Directive >> Go through the data below and copy it exactly, skipping every picture.

Dataset excerpt
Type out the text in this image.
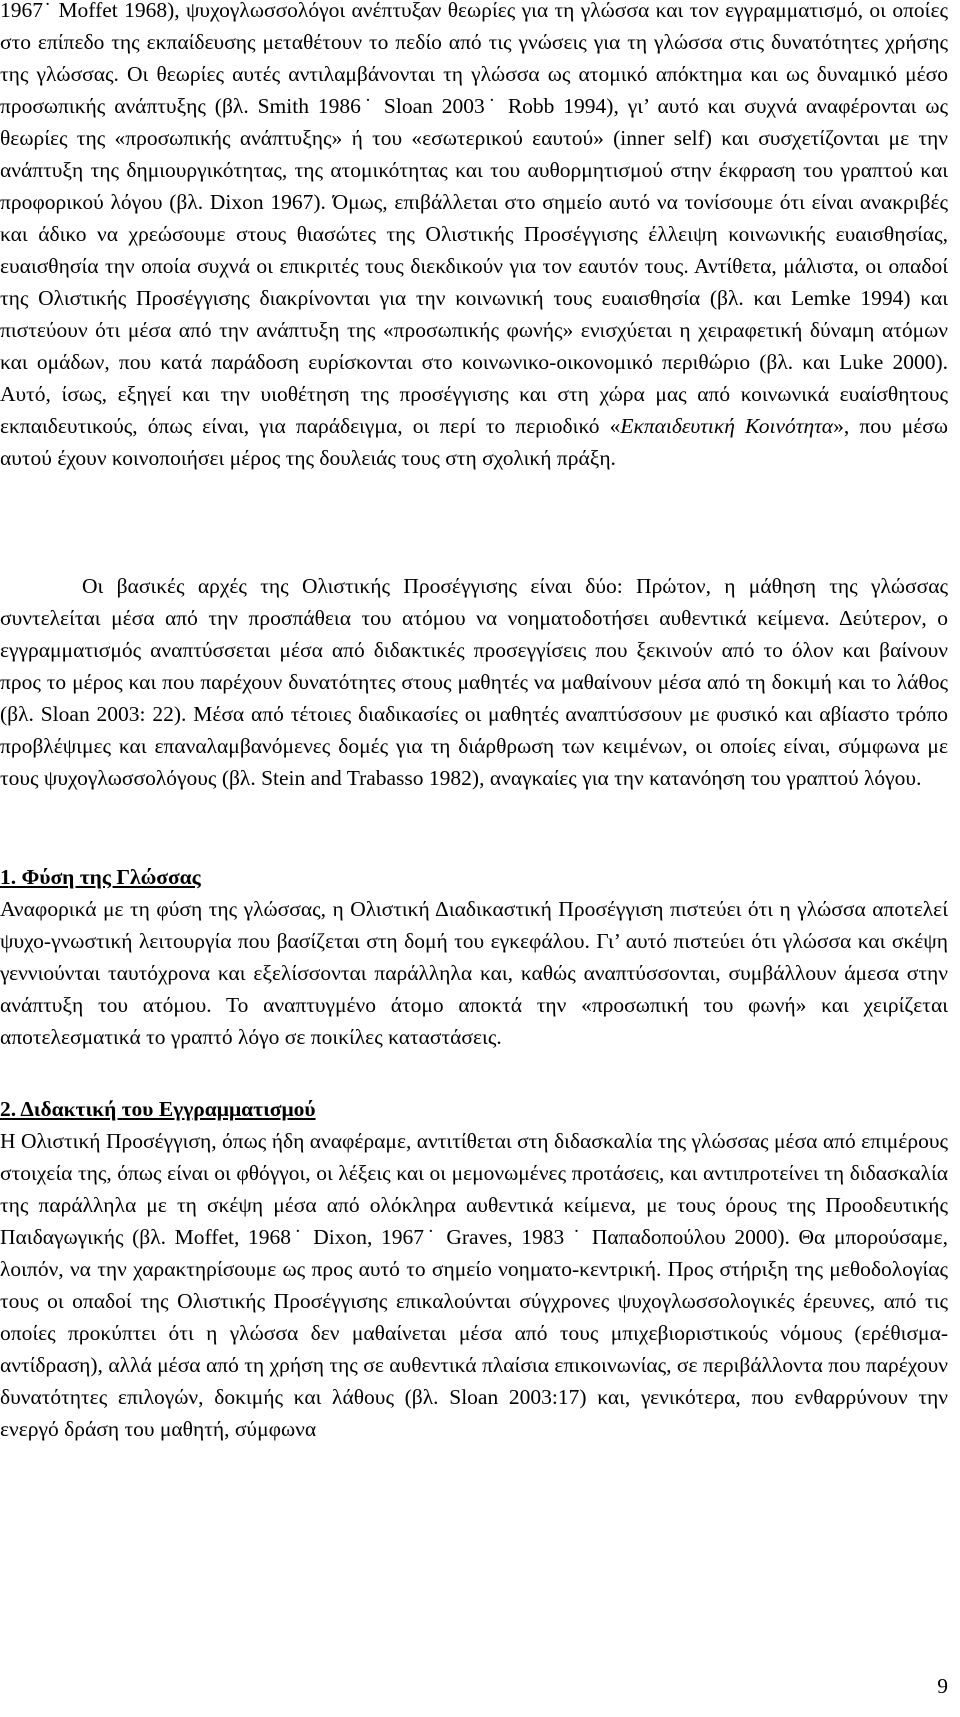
1967˙ Moffet 1968), ψυχογλωσσολόγοι ανέπτυξαν θεωρίες για τη γλώσσα και τον εγγραμματισμό, οι οποίες στο επίπεδο της εκπαίδευσης μεταθέτουν το πεδίο από τις γνώσεις για τη γλώσσα στις δυνατότητες χρήσης της γλώσσας. Οι θεωρίες αυτές αντιλαμβάνονται τη γλώσσα ως ατομικό απόκτημα και ως δυναμικό μέσο προσωπικής ανάπτυξης (βλ. Smith 1986˙ Sloan 2003˙ Robb 1994), γι’ αυτό και συχνά αναφέρονται ως θεωρίες της «προσωπικής ανάπτυξης» ή του «εσωτερικού εαυτού» (inner self) και συσχετίζονται με την ανάπτυξη της δημιουργικότητας, της ατομικότητας και του αυθορμητισμού στην έκφραση του γραπτού και προφορικού λόγου (βλ. Dixon 1967). Όμως, επιβάλλεται στο σημείο αυτό να τονίσουμε ότι είναι ανακριβές και άδικο να χρεώσουμε στους θιασώτες της Ολιστικής Προσέγγισης έλλειψη κοινωνικής ευαισθησίας, ευαισθησία την οποία συχνά οι επικριτές τους διεκδικούν για τον εαυτόν τους. Αντίθετα, μάλιστα, οι οπαδοί της Ολιστικής Προσέγγισης διακρίνονται για την κοινωνική τους ευαισθησία (βλ. και Lemke 1994) και πιστεύουν ότι μέσα από την ανάπτυξη της «προσωπικής φωνής» ενισχύεται η χειραφετική δύναμη ατόμων και ομάδων, που κατά παράδοση ευρίσκονται στο κοινωνικο-οικονομικό περιθώριο (βλ. και Luke 2000). Αυτό, ίσως, εξηγεί και την υιοθέτηση της προσέγγισης και στη χώρα μας από κοινωνικά ευαίσθητους εκπαιδευτικούς, όπως είναι, για παράδειγμα, οι περί το περιοδικό «Εκπαιδευτική Κοινότητα», που μέσω αυτού έχουν κοινοποιήσει μέρος της δουλειάς τους στη σχολική πράξη.

Οι βασικές αρχές της Ολιστικής Προσέγγισης είναι δύο: Πρώτον, η μάθηση της γλώσσας συντελείται μέσα από την προσπάθεια του ατόμου να νοηματοδοτήσει αυθεντικά κείμενα. Δεύτερον, ο εγγραμματισμός αναπτύσσεται μέσα από διδακτικές προσεγγίσεις που ξεκινούν από το όλον και βαίνουν προς το μέρος και που παρέχουν δυνατότητες στους μαθητές να μαθαίνουν μέσα από τη δοκιμή και το λάθος (βλ. Sloan 2003: 22). Μέσα από τέτοιες διαδικασίες οι μαθητές αναπτύσσουν με φυσικό και αβίαστο τρόπο προβλέψιμες και επαναλαμβανόμενες δομές για τη διάρθρωση των κειμένων, οι οποίες είναι, σύμφωνα με τους ψυχογλωσσολόγους (βλ. Stein and Trabasso 1982), αναγκαίες για την κατανόηση του γραπτού λόγου.

1. Φύση της Γλώσσας

Αναφορικά με τη φύση της γλώσσας, η Ολιστική Διαδικαστική Προσέγγιση πιστεύει ότι η γλώσσα αποτελεί ψυχο-γνωστική λειτουργία που βασίζεται στη δομή του εγκεφάλου. Γι’ αυτό πιστεύει ότι γλώσσα και σκέψη γεννιούνται ταυτόχρονα και εξελίσσονται παράλληλα και, καθώς αναπτύσσονται, συμβάλλουν άμεσα στην ανάπτυξη του ατόμου. Το αναπτυγμένο άτομο αποκτά την «προσωπική του φωνή» και χειρίζεται αποτελεσματικά το γραπτό λόγο σε ποικίλες καταστάσεις.

2. Διδακτική του Εγγραμματισμού

Η Ολιστική Προσέγγιση, όπως ήδη αναφέραμε, αντιτίθεται στη διδασκαλία της γλώσσας μέσα από επιμέρους στοιχεία της, όπως είναι οι φθόγγοι, οι λέξεις και οι μεμονωμένες προτάσεις, και αντιπροτείνει τη διδασκαλία της παράλληλα με τη σκέψη μέσα από ολόκληρα αυθεντικά κείμενα, με τους όρους της Προοδευτικής Παιδαγωγικής (βλ. Moffet, 1968˙ Dixon, 1967˙ Graves, 1983 ˙ Παπαδοπούλου 2000). Θα μπορούσαμε, λοιπόν, να την χαρακτηρίσουμε ως προς αυτό το σημείο νοηματο-κεντρική. Προς στήριξη της μεθοδολογίας τους οι οπαδοί της Ολιστικής Προσέγγισης επικαλούνται σύγχρονες ψυχογλωσσολογικές έρευνες, από τις οποίες προκύπτει ότι η γλώσσα δεν μαθαίνεται μέσα από τους μπιχεβιοριστικούς νόμους (ερέθισμα-αντίδραση), αλλά μέσα από τη χρήση της σε αυθεντικά πλαίσια επικοινωνίας, σε περιβάλλοντα που παρέχουν δυνατότητες επιλογών, δοκιμής και λάθους (βλ. Sloan 2003:17) και, γενικότερα, που ενθαρρύνουν την ενεργό δράση του μαθητή, σύμφωνα

9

Result of the task >>
Type out the text in this image.
1967˙ Moffet 1968), ψυχογλωσσολόγοι ανέπτυξαν θεωρίες για τη γλώσσα και τον εγγραμματισμό, οι οποίες στο επίπεδο της εκπαίδευσης μεταθέτουν το πεδίο από τις γνώσεις για τη γλώσσα στις δυνατότητες χρήσης της γλώσσας. Οι θεωρίες αυτές αντιλαμβάνονται τη γλώσσα ως ατομικό απόκτημα και ως δυναμικό μέσο προσωπικής ανάπτυξης (βλ. Smith 1986˙ Sloan 2003˙ Robb 1994), γι’ αυτό και συχνά αναφέρονται ως θεωρίες της «προσωπικής ανάπτυξης» ή του «εσωτερικού εαυτού» (inner self) και συσχετίζονται με την ανάπτυξη της δημιουργικότητας, της ατομικότητας και του αυθορμητισμού στην έκφραση του γραπτού και προφορικού λόγου (βλ. Dixon 1967). Όμως, επιβάλλεται στο σημείο αυτό να τονίσουμε ότι είναι ανακριβές και άδικο να χρεώσουμε στους θιασώτες της Ολιστικής Προσέγγισης έλλειψη κοινωνικής ευαισθησίας, ευαισθησία την οποία συχνά οι επικριτές τους διεκδικούν για τον εαυτόν τους. Αντίθετα, μάλιστα, οι οπαδοί της Ολιστικής Προσέγγισης διακρίνονται για την κοινωνική τους ευαισθησία (βλ. και Lemke 1994) και πιστεύουν ότι μέσα από την ανάπτυξη της «προσωπικής φωνής» ενισχύεται η χειραφετική δύναμη ατόμων και ομάδων, που κατά παράδοση ευρίσκονται στο κοινωνικο-οικονομικό περιθώριο (βλ. και Luke 2000). Αυτό, ίσως, εξηγεί και την υιοθέτηση της προσέγγισης και στη χώρα μας από κοινωνικά ευαίσθητους εκπαιδευτικούς, όπως είναι, για παράδειγμα, οι περί το περιοδικό «Εκπαιδευτική Κοινότητα», που μέσω αυτού έχουν κοινοποιήσει μέρος της δουλειάς τους στη σχολική πράξη.

Οι βασικές αρχές της Ολιστικής Προσέγγισης είναι δύο: Πρώτον, η μάθηση της γλώσσας συντελείται μέσα από την προσπάθεια του ατόμου να νοηματοδοτήσει αυθεντικά κείμενα. Δεύτερον, ο εγγραμματισμός αναπτύσσεται μέσα από διδακτικές προσεγγίσεις που ξεκινούν από το όλον και βαίνουν προς το μέρος και που παρέχουν δυνατότητες στους μαθητές να μαθαίνουν μέσα από τη δοκιμή και το λάθος (βλ. Sloan 2003: 22). Μέσα από τέτοιες διαδικασίες οι μαθητές αναπτύσσουν με φυσικό και αβίαστο τρόπο προβλέψιμες και επαναλαμβανόμενες δομές για τη διάρθρωση των κειμένων, οι οποίες είναι, σύμφωνα με τους ψυχογλωσσολόγους (βλ. Stein and Trabasso 1982), αναγκαίες για την κατανόηση του γραπτού λόγου.

1. Φύση της Γλώσσας

Αναφορικά με τη φύση της γλώσσας, η Ολιστική Διαδικαστική Προσέγγιση πιστεύει ότι η γλώσσα αποτελεί ψυχο-γνωστική λειτουργία που βασίζεται στη δομή του εγκεφάλου. Γι’ αυτό πιστεύει ότι γλώσσα και σκέψη γεννιούνται ταυτόχρονα και εξελίσσονται παράλληλα και, καθώς αναπτύσσονται, συμβάλλουν άμεσα στην ανάπτυξη του ατόμου. Το αναπτυγμένο άτομο αποκτά την «προσωπική του φωνή» και χειρίζεται αποτελεσματικά το γραπτό λόγο σε ποικίλες καταστάσεις.

2. Διδακτική του Εγγραμματισμού

Η Ολιστική Προσέγγιση, όπως ήδη αναφέραμε, αντιτίθεται στη διδασκαλία της γλώσσας μέσα από επιμέρους στοιχεία της, όπως είναι οι φθόγγοι, οι λέξεις και οι μεμονωμένες προτάσεις, και αντιπροτείνει τη διδασκαλία της παράλληλα με τη σκέψη μέσα από ολόκληρα αυθεντικά κείμενα, με τους όρους της Προοδευτικής Παιδαγωγικής (βλ. Moffet, 1968˙ Dixon, 1967˙ Graves, 1983 ˙ Παπαδοπούλου 2000). Θα μπορούσαμε, λοιπόν, να την χαρακτηρίσουμε ως προς αυτό το σημείο νοηματο-κεντρική. Προς στήριξη της μεθοδολογίας τους οι οπαδοί της Ολιστικής Προσέγγισης επικαλούνται σύγχρονες ψυχογλωσσολογικές έρευνες, από τις οποίες προκύπτει ότι η γλώσσα δεν μαθαίνεται μέσα από τους μπιχεβιοριστικούς νόμους (ερέθισμα-αντίδραση), αλλά μέσα από τη χρήση της σε αυθεντικά πλαίσια επικοινωνίας, σε περιβάλλοντα που παρέχουν δυνατότητες επιλογών, δοκιμής και λάθους (βλ. Sloan 2003:17) και, γενικότερα, που ενθαρρύνουν την ενεργό δράση του μαθητή, σύμφωνα

9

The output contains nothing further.